WRITTEN EXERCISE:
Write out all of the data without omission, exactly as shown.
++++ MATERIAL PROVIDED ++++
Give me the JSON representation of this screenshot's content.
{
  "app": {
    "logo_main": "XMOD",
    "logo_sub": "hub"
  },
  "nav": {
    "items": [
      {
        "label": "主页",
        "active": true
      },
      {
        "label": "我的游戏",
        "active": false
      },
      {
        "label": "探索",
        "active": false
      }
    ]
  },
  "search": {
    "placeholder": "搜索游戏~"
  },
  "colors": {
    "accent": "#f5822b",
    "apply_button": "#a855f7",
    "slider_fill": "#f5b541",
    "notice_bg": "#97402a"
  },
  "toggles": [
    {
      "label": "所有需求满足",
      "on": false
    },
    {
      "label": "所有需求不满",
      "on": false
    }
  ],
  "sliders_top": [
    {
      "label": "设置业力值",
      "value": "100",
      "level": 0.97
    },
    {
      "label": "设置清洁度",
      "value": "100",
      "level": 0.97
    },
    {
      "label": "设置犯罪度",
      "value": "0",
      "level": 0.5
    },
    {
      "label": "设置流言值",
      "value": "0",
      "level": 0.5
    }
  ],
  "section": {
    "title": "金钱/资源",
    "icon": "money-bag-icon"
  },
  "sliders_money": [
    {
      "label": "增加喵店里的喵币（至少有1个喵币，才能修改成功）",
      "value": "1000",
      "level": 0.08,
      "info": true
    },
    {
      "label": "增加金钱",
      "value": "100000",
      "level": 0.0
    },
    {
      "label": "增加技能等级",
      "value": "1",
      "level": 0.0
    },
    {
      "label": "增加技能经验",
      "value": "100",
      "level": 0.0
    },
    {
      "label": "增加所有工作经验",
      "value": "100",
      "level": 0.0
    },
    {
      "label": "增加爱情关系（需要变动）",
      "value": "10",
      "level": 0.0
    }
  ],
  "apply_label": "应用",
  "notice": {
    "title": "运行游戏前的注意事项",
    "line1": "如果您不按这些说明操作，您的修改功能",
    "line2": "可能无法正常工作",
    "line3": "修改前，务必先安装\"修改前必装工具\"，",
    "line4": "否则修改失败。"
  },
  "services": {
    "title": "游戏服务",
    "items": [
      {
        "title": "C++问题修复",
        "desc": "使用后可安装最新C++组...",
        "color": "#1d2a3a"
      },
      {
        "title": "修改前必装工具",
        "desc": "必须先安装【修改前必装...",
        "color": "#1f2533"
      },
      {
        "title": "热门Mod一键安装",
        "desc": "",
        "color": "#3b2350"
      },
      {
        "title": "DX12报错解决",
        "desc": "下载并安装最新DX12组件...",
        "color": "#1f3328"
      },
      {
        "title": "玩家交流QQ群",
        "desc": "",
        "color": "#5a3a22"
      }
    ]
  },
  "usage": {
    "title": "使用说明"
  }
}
++++
EXPECTED ANSWER:
Give me the JSON representation of this screenshot's content.
{
  "app": {
    "logo_main": "XMOD",
    "logo_sub": "hub"
  },
  "nav": {
    "items": [
      {
        "label": "主页",
        "active": true
      },
      {
        "label": "我的游戏",
        "active": false
      },
      {
        "label": "探索",
        "active": false
      }
    ]
  },
  "search": {
    "placeholder": "搜索游戏~"
  },
  "colors": {
    "accent": "#f5822b",
    "apply_button": "#a855f7",
    "slider_fill": "#f5b541",
    "notice_bg": "#97402a"
  },
  "toggles": [
    {
      "label": "所有需求满足",
      "on": false
    },
    {
      "label": "所有需求不满",
      "on": false
    }
  ],
  "sliders_top": [
    {
      "label": "设置业力值",
      "value": "100",
      "level": 0.97
    },
    {
      "label": "设置清洁度",
      "value": "100",
      "level": 0.97
    },
    {
      "label": "设置犯罪度",
      "value": "0",
      "level": 0.5
    },
    {
      "label": "设置流言值",
      "value": "0",
      "level": 0.5
    }
  ],
  "section": {
    "title": "金钱/资源",
    "icon": "money-bag-icon"
  },
  "sliders_money": [
    {
      "label": "增加喵店里的喵币（至少有1个喵币，才能修改成功）",
      "value": "1000",
      "level": 0.08,
      "info": true
    },
    {
      "label": "增加金钱",
      "value": "100000",
      "level": 0.0
    },
    {
      "label": "增加技能等级",
      "value": "1",
      "level": 0.0
    },
    {
      "label": "增加技能经验",
      "value": "100",
      "level": 0.0
    },
    {
      "label": "增加所有工作经验",
      "value": "100",
      "level": 0.0
    },
    {
      "label": "增加爱情关系（需要变动）",
      "value": "10",
      "level": 0.0
    }
  ],
  "apply_label": "应用",
  "notice": {
    "title": "运行游戏前的注意事项",
    "line1": "如果您不按这些说明操作，您的修改功能",
    "line2": "可能无法正常工作",
    "line3": "修改前，务必先安装\"修改前必装工具\"，",
    "line4": "否则修改失败。"
  },
  "services": {
    "title": "游戏服务",
    "items": [
      {
        "title": "C++问题修复",
        "desc": "使用后可安装最新C++组...",
        "color": "#1d2a3a"
      },
      {
        "title": "修改前必装工具",
        "desc": "必须先安装【修改前必装...",
        "color": "#1f2533"
      },
      {
        "title": "热门Mod一键安装",
        "desc": "",
        "color": "#3b2350"
      },
      {
        "title": "DX12报错解决",
        "desc": "下载并安装最新DX12组件...",
        "color": "#1f3328"
      },
      {
        "title": "玩家交流QQ群",
        "desc": "",
        "color": "#5a3a22"
      }
    ]
  },
  "usage": {
    "title": "使用说明"
  }
}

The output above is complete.